**SUPPLIED DATA:**
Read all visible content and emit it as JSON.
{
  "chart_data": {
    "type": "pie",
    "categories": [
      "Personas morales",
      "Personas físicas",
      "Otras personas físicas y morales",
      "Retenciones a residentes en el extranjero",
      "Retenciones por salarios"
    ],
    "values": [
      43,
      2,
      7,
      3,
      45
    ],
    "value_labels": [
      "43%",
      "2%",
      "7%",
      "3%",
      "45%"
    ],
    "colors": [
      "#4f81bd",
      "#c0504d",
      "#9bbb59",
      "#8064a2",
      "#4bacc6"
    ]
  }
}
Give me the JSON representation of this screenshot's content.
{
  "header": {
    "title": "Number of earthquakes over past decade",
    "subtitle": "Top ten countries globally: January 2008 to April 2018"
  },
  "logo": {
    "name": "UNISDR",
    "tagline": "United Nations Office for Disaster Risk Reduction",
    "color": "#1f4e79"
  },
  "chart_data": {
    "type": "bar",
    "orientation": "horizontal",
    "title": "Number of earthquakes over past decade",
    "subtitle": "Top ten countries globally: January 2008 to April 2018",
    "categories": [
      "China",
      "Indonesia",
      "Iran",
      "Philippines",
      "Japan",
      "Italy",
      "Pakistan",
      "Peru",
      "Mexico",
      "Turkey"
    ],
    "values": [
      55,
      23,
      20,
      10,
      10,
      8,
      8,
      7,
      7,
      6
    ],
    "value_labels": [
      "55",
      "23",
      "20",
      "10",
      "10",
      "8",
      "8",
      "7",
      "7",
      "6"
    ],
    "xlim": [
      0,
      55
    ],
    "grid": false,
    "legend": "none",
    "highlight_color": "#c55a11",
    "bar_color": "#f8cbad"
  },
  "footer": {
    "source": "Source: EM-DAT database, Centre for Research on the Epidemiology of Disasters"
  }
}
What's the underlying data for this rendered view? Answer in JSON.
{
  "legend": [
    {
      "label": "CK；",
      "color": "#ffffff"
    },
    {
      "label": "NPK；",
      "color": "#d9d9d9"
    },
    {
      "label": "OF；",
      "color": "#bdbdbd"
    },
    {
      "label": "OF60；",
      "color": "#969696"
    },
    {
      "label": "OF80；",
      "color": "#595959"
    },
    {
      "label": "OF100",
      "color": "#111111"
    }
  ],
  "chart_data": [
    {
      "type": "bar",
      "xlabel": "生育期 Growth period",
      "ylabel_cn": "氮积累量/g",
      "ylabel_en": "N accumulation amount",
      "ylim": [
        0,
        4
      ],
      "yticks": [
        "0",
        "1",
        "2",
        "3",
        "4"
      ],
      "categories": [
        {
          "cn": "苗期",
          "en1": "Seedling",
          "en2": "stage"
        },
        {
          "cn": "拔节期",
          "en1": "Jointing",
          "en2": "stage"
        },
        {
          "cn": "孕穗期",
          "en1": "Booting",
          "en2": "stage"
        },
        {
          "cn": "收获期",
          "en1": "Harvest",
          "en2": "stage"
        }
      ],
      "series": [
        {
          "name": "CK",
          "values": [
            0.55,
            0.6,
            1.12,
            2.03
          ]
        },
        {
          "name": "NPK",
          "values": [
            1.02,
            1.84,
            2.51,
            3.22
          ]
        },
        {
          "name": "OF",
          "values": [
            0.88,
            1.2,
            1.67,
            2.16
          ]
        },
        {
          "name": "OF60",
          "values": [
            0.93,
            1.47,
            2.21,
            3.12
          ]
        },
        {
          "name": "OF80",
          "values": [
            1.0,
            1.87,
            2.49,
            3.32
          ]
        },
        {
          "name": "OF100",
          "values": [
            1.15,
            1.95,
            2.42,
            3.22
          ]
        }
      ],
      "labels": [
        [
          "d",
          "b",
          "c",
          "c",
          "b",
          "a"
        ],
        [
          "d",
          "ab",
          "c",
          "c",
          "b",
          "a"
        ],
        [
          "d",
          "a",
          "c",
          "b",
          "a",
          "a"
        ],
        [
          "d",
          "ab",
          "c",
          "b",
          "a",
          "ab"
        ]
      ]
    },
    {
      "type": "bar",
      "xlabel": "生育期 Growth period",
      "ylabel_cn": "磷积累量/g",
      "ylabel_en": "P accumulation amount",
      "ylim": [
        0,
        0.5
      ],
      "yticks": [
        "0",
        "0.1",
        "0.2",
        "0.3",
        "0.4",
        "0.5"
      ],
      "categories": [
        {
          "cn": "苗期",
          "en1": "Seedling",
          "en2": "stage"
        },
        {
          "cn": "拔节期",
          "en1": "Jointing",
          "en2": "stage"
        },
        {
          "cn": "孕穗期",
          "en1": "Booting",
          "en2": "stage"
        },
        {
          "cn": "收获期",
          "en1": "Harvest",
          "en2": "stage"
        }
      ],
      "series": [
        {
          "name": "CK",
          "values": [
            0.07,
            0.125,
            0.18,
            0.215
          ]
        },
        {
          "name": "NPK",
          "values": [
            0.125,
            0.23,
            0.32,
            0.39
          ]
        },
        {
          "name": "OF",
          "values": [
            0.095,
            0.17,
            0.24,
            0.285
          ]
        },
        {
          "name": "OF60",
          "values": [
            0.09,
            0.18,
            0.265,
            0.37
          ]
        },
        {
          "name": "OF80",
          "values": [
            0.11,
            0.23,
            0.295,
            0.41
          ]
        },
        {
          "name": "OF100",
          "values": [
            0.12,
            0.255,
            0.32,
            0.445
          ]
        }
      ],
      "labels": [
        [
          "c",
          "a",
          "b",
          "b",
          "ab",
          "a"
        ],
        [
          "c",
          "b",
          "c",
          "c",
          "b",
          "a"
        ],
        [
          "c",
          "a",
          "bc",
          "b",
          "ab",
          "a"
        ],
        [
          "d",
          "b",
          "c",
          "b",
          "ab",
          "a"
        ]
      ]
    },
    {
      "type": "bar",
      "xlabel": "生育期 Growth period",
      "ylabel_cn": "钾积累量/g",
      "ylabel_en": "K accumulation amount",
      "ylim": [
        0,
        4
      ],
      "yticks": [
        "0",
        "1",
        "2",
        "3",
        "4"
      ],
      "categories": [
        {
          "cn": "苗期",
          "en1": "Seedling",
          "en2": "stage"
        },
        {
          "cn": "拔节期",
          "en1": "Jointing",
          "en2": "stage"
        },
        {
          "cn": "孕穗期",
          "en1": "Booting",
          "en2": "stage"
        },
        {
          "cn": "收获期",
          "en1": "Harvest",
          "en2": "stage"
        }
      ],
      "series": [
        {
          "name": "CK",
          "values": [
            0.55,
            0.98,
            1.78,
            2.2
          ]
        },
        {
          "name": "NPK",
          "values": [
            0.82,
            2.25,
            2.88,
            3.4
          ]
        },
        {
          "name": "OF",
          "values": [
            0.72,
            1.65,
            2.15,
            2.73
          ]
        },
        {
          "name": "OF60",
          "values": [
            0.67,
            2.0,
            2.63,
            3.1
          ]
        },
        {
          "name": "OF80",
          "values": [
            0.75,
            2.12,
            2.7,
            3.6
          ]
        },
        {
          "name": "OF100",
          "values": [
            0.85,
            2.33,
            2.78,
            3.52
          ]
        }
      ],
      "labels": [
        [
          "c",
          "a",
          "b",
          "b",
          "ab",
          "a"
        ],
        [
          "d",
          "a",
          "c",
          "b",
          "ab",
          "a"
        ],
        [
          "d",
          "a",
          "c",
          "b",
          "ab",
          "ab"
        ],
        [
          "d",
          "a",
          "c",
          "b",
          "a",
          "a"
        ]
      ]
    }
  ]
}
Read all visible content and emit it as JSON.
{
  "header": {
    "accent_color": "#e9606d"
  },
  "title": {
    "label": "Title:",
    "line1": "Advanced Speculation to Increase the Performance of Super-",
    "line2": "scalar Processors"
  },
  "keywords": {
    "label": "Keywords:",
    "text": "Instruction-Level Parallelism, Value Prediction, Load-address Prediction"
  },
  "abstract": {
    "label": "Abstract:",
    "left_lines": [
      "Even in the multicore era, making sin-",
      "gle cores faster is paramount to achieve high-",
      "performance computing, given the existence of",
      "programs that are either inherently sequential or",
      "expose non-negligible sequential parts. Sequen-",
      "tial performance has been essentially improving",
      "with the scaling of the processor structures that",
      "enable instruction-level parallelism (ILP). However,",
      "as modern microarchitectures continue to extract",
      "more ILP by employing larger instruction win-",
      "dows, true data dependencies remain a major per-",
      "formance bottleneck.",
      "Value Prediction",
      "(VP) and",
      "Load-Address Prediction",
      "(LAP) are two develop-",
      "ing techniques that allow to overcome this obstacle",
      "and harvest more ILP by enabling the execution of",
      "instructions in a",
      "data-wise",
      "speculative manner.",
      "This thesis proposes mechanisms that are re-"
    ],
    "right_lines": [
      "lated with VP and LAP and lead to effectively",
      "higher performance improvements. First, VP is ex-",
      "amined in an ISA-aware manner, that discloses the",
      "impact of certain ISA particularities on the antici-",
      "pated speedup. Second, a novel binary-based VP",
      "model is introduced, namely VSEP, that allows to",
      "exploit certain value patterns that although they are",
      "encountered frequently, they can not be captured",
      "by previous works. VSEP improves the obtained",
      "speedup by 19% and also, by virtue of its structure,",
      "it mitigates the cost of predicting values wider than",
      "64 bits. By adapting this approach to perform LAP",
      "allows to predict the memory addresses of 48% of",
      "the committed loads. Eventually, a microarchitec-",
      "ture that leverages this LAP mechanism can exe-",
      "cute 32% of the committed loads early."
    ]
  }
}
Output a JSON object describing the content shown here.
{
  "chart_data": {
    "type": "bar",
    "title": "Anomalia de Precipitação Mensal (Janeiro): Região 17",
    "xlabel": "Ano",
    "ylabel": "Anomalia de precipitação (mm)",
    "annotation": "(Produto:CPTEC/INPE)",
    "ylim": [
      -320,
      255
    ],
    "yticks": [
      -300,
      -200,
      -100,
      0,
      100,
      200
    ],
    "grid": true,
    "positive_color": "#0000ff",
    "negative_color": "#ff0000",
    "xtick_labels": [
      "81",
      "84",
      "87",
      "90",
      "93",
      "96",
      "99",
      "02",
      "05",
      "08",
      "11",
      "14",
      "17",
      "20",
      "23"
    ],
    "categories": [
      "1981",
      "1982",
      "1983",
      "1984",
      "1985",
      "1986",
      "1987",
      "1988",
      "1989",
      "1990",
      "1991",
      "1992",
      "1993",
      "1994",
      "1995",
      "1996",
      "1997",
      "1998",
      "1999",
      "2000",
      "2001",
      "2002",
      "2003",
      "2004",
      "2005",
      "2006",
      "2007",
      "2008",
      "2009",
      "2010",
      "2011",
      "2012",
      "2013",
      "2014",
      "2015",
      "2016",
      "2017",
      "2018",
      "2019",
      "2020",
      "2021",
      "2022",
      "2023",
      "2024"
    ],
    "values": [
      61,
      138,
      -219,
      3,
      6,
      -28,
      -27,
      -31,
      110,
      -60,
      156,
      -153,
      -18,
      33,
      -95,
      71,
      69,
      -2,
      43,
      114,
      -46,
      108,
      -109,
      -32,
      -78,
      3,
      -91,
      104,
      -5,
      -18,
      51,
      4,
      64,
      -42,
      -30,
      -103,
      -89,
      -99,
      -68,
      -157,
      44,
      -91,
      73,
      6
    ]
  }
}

**PROBLEM DESCRIPTION:**
Wherever the word "JSON" occurs in a line of the listing, copy that line.

**COMPLETE OUTPUT:**
Read all visible content and emit it as JSON.
Give me the JSON representation of this screenshot's content.
What's the underlying data for this rendered view? Answer in JSON.
Read all visible content and emit it as JSON.
Output a JSON object describing the content shown here.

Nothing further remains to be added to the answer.